■ **REQUIRED TASK**: Name every school or university mentioned in the Lori Ann Henry biography below.

Lori Ann Henry (born March 20, 1966) is an American retired soccer defender and former member and captain of the United States women's national soccer team. She was the only player from the first match ever played by the national team who made it to the 1991 Women's World Cup Championship in China and one of two players to hit double-figures in caps.

Early life
Henry grew up in the Seattle, Washington area and attended Shorewood High School in Shoreline, Washington where she was a star soccer player for the T-Birds.

University of North Carolina
Henry attended the University of North Carolina from 1986 to 1989 and helped the Tar Heels to three national women's soccer championships. Henry was twice selected first team All-America. She was also selected to Soccer America's All-Decade Team in 1990.

Playing career

International
In 1985, Henry was a member of the first women's national soccer team the U.S. fielded.  She played for the United States women's national soccer team from 1985 to 1991, including three years as captain. In 1991, she was part of the team that won the first Women's World Cup in China.

Coaching career
Henry began her coaching career as an assistant at UNC-Greensboro and later served as the head women's soccer coach at Ohio State University for four years.

■ **MATERIAL PROVIDED**:

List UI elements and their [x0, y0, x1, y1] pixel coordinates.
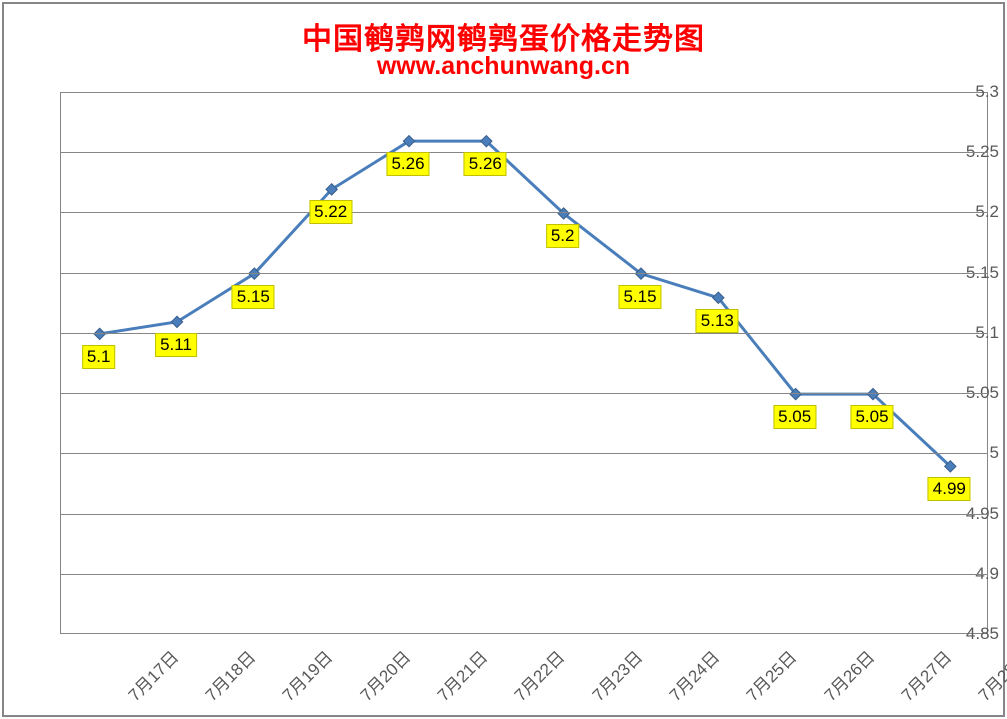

■ **FULL ANSWER**:
Shorewood High School
University of North Carolina
UNC-Greensboro
Ohio State University